*Source text:*
--- START ---

12 December 1999 Rev. 15 February 2000
PROJ99\MEDIAMET.MS
2,000 words
Jupiter and Media Metrix have now merged. For the latest from Jupiter Media Metrix see their web site or see if they have anything health-related in their press release list.
NEW YORK--Here's some marketing data on medical web sites that should be useful to medical writers who want to write for the Internet.
2 prominent marketing firms that cover the Internet are Jupiter Communications (whose editors we met at the Editorial Freelancers Association) and Media Metrix , which Charlene Laino mentioned at SWINY ). I called the 2 companies to see what useful information I could get out of them.
My quick evaluation of on-line medical information, after a mind-numbing surf of dozens of health web sites, reading the same news stories over and over again, and testing the sites with a few standard queries, is as follows:
Some sites provide good medical news. The best news reporting for doctors by journalists is WebMD, which uses freelancers on long-term contracts (rumored at $350 a story), with a news staff of 60. Reuters is close behind for news coverage. Medscape provides the best meeting coverage, written for doctors by doctors, not by journalists. The TV- and cable-affiliated sites like MSNBC and CNN are surprisingly good, though they're limited by the interests of their audience and the important subtleties of experimental design sometimes get truncated. The video sites also have good organization and search capabilities; other sites may have more detailed clinical information but it's hard to find what you need. Most major sites subscribe to Reuters, which usually supplies a good 1-source story (which however doesn't go to a searchable archive, so it's gone after a week). The university web sites are usually limited to their own experts. Many web sites are devoted to health, wellness, lifestyle, and alternative medicine; some are web sites that link to vendors, some are vendors that link to health content, and the boundaries are muddled. Alternative medicine coverage ranges from science-based and balanced to fraudulent promotion. Financial disclosure is muddled. Ethics is muddled. For example, DrKoop.com uses "news" stories on controversial subjects from the American Council on Science and Health with no disclosure that ACSH's research is often funded by one of the parties to the controversy.
Healtheon/WebMD Corp. deserves special mention, as a paradigm of a medical web site. On 14 February 2000, the company acquired Medical Manager Corp., which I know from my reporting for Medical Tribune as the company that wrote the leading practice-management software, now used by 185,000 doctors to manage patient billing, scheduling, clinical records and other information. Healtheon has an alliance with Rupert Murdoch's News Corp., and a partnership with CVS Corp. under which CVS.com is the featured drugstore. WebMD and Medical Manager's CareInsite claim "relationships" with 400,000 doctors, and 3.8 million consumers visit WebMD. On WebMD, consumers can get health information, use chat rooms, use interactive tools like ovulation predictors, and find a physician. Doctors can get medical information, order books and supplies, and order lab results. They expect to be able to schedule appointments, check lab results, and deal with insurance companies. The new medical web sites will be complete integrated services for doctors and patients, and news will be one of those services--the free lunch, as the New Yorker's press critic A.J. Liebling used to call it, and hopefully independent. (See: "Creating an Internet Health Colossus; Healtheon Agrees to Acquire Rival to Get a Bigger Slice of Medical Transactions," Ann Carrns, Wall Street Journal, 15 February 2000, p. B1.)

--- END ---

*Supplied information:*

--- START ---

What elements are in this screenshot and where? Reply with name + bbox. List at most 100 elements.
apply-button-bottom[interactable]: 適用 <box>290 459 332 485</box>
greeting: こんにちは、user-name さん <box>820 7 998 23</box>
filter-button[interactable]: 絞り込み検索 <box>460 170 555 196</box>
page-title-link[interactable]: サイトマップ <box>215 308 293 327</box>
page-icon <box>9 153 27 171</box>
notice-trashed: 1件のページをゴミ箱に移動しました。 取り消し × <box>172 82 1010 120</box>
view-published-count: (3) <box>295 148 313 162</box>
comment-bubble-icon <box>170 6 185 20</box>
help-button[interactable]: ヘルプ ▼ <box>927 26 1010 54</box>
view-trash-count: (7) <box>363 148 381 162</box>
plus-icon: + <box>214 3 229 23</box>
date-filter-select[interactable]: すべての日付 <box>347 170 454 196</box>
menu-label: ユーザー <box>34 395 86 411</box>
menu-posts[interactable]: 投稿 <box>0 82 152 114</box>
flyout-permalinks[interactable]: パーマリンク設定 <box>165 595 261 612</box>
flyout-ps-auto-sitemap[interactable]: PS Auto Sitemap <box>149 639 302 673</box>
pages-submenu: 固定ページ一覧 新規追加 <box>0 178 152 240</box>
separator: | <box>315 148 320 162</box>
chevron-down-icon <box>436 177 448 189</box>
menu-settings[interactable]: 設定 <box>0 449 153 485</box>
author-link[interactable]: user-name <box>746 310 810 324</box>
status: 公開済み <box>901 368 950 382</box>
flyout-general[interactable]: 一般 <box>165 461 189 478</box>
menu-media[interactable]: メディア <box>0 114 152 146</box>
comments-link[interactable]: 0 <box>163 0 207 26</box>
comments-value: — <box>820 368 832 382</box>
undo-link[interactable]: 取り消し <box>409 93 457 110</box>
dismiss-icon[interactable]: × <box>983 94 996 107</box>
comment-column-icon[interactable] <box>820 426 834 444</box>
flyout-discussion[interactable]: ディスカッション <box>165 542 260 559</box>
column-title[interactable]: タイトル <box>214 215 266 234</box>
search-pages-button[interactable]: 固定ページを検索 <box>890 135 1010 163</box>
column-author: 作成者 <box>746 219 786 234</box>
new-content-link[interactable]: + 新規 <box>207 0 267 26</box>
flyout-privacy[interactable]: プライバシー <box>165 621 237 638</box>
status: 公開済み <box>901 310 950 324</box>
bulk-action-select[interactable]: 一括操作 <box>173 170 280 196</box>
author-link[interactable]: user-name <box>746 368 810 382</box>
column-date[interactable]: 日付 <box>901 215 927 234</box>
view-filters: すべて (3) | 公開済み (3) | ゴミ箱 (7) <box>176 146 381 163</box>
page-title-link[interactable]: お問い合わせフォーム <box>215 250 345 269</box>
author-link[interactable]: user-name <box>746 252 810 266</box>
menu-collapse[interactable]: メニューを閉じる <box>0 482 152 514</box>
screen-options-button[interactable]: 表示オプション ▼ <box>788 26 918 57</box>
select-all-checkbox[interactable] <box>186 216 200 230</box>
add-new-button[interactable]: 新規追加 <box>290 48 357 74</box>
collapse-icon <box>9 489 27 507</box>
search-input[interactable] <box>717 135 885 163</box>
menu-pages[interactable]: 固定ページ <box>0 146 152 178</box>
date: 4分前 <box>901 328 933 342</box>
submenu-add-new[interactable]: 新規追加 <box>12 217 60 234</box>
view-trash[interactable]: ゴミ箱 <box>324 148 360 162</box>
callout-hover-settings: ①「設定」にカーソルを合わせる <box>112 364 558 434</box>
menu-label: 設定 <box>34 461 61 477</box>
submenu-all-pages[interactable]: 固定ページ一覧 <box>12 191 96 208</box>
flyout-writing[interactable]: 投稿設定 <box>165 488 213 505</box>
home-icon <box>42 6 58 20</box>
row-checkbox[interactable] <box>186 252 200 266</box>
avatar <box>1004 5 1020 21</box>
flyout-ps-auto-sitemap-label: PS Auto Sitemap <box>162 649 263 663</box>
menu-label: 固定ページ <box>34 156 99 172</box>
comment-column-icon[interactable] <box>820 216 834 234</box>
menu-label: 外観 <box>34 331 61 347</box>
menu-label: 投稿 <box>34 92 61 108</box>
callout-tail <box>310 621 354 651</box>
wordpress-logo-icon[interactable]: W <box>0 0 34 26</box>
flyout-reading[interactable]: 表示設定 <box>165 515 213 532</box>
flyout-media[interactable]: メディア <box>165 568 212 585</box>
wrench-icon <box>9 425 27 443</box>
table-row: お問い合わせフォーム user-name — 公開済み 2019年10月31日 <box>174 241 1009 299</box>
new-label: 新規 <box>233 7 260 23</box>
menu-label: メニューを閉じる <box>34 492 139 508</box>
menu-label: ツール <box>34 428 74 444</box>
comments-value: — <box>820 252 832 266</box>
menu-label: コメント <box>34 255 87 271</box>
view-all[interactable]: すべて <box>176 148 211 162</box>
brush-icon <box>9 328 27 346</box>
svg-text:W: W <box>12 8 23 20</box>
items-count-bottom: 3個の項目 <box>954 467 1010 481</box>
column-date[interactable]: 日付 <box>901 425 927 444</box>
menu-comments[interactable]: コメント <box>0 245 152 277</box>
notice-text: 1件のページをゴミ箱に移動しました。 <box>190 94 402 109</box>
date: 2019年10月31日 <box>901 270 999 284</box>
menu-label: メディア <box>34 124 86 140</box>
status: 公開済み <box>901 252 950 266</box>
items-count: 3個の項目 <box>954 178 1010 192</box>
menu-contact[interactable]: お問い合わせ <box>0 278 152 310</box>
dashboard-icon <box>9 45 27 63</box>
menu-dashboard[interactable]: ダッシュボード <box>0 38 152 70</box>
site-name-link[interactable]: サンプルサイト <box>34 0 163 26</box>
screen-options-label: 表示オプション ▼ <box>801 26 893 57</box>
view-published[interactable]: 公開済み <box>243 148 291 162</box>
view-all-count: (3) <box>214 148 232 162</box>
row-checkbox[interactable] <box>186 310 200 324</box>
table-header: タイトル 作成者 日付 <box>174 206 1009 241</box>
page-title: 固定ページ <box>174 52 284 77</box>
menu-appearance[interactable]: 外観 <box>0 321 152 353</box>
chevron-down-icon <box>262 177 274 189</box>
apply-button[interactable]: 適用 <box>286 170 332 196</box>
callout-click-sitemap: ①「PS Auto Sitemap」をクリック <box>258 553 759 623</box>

--- END ---

*Work required:* Write out the passage of the text on medical web sites between "12 December 1999" and "for the Internet.", inclusive, word for word. The items were taken from a different source than the text.

*Answer box:*
12 December 1999 Rev. 15 February 2000
PROJ99\MEDIAMET.MS
2,000 words
Jupiter and Media Metrix have now merged. For the latest from Jupiter Media Metrix see their web site or see if they have anything health-related in their press release list.
NEW YORK--Here's some marketing data on medical web sites that should be useful to medical writers who want to write for the Internet.